> To be done: Your answer should be only a number: how many lines include the word "JSON".

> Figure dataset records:
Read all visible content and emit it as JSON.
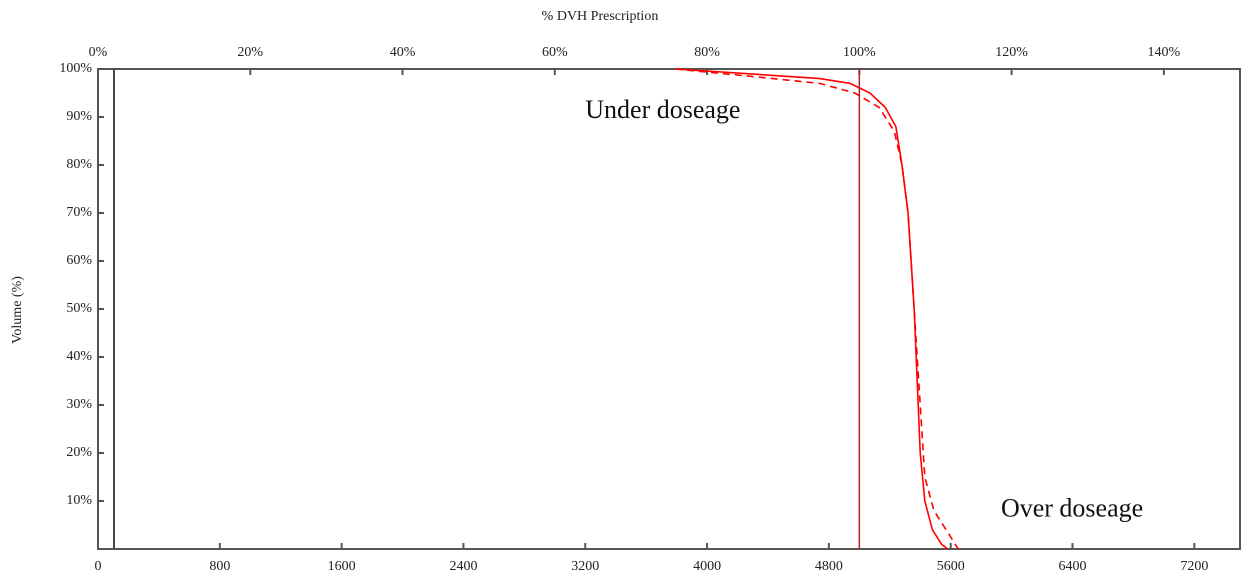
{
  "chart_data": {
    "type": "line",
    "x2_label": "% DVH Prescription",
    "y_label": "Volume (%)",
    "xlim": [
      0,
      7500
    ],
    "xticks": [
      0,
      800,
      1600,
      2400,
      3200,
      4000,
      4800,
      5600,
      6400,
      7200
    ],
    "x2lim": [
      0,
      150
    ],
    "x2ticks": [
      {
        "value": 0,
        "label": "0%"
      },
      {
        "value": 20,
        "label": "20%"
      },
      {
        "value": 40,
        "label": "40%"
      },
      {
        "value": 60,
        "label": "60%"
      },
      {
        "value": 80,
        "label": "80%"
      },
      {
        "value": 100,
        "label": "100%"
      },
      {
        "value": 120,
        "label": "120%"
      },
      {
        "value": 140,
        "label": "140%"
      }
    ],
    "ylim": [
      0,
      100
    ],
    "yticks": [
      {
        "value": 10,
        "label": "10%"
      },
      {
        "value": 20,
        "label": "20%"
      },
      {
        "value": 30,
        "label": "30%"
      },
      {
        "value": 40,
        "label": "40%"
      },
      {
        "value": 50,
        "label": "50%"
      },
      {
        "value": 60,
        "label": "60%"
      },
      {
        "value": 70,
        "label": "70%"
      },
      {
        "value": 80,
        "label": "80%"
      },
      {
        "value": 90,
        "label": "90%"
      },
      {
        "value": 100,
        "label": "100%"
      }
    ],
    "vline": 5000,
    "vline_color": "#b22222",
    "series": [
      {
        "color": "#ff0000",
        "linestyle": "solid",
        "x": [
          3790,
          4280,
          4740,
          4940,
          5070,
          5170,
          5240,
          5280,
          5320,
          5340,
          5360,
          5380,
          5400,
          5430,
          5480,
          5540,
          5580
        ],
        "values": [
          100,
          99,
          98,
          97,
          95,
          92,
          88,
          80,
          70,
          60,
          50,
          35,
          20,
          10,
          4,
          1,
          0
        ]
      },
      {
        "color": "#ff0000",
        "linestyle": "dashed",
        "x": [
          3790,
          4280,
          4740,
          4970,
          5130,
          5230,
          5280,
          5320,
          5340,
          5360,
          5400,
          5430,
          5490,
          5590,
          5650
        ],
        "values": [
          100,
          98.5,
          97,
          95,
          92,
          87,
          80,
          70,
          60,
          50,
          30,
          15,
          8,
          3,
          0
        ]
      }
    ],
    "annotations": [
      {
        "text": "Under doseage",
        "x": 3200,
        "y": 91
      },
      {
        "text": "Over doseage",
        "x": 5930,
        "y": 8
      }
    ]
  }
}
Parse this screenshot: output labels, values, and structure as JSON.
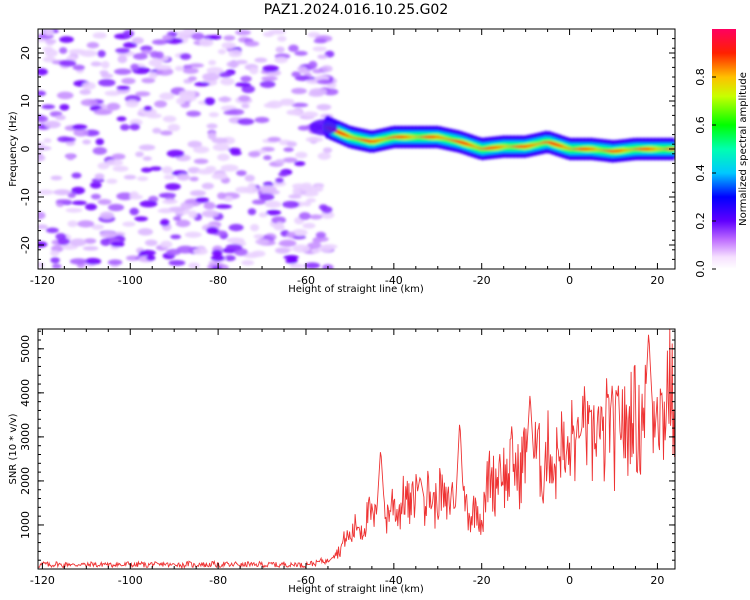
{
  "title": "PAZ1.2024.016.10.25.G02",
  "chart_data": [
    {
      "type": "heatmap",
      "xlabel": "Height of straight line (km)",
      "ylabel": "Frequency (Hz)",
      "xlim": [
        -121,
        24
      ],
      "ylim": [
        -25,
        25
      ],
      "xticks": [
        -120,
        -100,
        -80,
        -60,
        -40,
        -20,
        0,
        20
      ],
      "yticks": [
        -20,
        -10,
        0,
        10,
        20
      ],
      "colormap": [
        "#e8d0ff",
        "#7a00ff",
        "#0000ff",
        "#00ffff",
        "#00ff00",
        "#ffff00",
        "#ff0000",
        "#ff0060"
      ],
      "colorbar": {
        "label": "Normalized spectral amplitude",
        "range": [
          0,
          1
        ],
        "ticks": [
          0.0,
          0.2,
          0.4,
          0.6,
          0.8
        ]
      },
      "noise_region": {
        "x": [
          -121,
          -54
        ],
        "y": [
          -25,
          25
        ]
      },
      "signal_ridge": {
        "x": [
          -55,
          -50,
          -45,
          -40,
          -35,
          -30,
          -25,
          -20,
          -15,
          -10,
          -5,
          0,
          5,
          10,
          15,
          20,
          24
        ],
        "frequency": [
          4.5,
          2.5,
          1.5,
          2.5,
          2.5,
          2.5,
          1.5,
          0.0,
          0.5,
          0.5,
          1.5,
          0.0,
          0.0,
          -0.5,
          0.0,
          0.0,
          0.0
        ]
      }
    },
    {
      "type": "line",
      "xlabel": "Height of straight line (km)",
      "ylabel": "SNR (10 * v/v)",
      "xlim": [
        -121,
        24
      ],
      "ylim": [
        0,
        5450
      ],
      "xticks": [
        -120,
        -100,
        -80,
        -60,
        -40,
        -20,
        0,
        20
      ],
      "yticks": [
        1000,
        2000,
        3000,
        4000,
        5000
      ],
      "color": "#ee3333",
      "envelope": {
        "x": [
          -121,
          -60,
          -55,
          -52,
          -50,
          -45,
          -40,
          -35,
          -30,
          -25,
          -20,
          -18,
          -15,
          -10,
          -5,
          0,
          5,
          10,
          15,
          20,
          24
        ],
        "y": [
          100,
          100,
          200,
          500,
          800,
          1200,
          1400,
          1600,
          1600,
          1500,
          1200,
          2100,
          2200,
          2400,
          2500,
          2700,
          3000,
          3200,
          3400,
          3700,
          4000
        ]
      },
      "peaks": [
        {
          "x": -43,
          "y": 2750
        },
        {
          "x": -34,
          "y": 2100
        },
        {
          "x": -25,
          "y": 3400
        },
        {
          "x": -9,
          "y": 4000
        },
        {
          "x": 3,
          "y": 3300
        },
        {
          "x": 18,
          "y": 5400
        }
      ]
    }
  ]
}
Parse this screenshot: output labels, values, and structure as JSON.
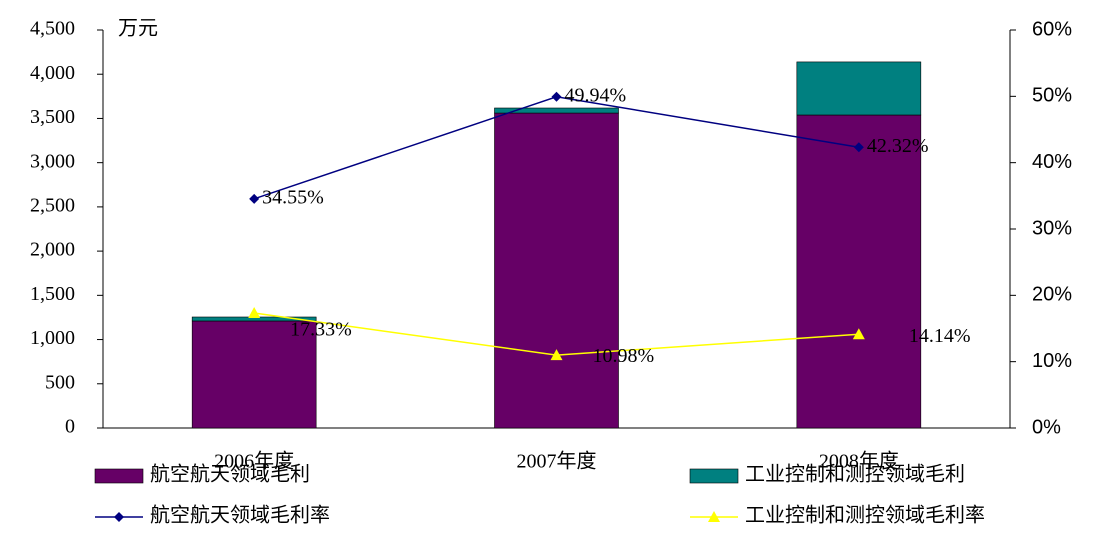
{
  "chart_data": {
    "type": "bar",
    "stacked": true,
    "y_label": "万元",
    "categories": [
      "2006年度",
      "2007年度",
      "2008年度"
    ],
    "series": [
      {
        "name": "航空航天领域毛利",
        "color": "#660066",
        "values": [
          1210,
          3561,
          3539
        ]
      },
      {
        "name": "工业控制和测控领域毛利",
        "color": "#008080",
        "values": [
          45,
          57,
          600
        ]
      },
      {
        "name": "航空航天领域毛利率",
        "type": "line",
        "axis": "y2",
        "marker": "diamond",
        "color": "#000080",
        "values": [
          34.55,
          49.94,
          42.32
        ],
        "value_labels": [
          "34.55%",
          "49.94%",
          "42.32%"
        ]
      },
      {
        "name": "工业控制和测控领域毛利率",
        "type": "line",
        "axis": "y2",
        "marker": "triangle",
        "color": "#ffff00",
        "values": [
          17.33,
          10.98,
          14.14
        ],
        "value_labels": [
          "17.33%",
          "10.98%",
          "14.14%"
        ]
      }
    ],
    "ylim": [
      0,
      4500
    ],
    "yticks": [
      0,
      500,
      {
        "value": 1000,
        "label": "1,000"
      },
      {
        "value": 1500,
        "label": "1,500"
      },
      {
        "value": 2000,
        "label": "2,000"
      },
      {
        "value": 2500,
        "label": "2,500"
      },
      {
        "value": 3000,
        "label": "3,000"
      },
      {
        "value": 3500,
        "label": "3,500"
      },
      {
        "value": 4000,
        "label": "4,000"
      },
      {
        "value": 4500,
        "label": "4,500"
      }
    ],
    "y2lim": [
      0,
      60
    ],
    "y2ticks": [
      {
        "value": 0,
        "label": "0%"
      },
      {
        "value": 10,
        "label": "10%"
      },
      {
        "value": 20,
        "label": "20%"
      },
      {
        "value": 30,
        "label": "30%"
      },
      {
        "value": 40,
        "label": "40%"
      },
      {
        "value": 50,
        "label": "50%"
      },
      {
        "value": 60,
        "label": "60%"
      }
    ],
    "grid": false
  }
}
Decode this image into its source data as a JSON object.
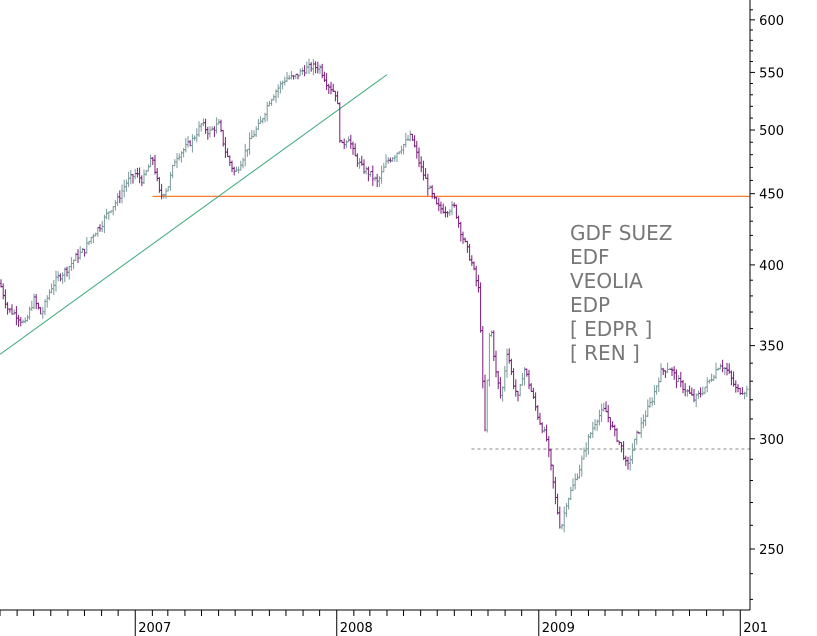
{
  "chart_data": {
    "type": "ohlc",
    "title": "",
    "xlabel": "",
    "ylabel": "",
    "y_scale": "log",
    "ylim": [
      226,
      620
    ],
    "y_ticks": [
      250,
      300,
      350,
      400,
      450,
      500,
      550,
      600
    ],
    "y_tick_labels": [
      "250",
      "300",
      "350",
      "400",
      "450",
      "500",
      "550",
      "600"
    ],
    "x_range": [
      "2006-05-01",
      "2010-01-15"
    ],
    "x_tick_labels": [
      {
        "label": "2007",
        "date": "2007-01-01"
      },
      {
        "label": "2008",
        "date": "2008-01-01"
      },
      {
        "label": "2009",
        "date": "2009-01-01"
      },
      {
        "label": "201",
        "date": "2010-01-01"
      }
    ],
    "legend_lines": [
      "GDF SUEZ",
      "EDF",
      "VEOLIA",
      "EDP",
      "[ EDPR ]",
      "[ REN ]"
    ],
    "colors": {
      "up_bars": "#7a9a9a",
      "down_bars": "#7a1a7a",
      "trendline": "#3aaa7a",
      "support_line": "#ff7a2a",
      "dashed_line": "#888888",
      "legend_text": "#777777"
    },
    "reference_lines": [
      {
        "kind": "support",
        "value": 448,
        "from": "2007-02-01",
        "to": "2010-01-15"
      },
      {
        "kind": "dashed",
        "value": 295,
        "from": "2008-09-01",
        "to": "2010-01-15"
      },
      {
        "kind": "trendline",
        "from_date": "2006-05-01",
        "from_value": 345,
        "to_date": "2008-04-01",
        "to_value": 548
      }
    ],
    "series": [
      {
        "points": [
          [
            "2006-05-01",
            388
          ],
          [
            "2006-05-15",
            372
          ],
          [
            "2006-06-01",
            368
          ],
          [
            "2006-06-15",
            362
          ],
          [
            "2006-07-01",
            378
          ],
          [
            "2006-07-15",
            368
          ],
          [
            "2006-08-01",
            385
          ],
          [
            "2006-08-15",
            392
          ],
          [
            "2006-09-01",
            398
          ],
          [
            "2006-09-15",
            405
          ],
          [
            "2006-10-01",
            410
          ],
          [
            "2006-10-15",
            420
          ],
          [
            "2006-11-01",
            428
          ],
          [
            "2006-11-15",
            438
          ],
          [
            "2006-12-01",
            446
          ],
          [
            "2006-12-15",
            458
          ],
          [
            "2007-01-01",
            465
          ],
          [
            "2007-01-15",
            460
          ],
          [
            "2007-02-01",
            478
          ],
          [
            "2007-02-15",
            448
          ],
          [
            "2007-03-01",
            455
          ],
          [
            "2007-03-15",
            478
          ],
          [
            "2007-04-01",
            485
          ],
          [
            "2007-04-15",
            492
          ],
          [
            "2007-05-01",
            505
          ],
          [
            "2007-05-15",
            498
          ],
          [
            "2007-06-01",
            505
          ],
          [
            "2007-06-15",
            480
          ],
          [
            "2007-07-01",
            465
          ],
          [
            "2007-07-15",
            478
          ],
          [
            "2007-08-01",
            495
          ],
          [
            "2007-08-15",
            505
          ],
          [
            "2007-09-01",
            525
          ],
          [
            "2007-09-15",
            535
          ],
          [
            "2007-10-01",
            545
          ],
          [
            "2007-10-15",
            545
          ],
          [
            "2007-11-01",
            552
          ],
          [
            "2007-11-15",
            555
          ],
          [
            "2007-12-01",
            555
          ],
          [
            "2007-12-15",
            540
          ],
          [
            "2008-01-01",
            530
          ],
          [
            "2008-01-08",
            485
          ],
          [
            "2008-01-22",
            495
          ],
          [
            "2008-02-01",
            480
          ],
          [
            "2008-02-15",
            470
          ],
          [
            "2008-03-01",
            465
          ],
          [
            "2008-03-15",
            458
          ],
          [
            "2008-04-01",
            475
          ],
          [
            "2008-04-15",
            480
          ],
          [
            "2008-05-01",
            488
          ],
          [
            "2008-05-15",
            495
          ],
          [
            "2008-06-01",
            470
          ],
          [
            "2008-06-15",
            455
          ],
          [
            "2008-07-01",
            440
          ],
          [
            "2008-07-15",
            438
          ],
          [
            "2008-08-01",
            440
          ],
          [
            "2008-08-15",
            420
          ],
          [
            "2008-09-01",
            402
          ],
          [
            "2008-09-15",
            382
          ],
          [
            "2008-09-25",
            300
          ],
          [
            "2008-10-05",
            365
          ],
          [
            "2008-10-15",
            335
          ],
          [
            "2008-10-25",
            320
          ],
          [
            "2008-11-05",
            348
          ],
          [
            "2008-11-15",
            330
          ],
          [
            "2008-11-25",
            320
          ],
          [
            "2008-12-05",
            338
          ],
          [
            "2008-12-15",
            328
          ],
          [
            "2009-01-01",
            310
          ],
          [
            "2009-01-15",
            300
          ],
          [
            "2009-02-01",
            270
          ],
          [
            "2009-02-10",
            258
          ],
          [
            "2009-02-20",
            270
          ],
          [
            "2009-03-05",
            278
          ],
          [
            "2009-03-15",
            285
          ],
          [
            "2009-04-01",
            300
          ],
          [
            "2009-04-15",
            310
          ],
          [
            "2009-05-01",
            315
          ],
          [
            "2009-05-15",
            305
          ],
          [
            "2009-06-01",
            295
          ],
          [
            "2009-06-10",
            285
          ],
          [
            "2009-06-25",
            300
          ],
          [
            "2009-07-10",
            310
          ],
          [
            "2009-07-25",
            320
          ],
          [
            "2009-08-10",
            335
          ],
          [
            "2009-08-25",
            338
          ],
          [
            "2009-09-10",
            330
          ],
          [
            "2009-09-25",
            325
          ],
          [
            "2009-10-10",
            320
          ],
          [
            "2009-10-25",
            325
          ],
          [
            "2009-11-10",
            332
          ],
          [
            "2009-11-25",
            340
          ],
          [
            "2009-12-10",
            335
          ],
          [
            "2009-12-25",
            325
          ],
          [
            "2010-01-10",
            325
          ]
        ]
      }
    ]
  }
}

> Exercise result: 4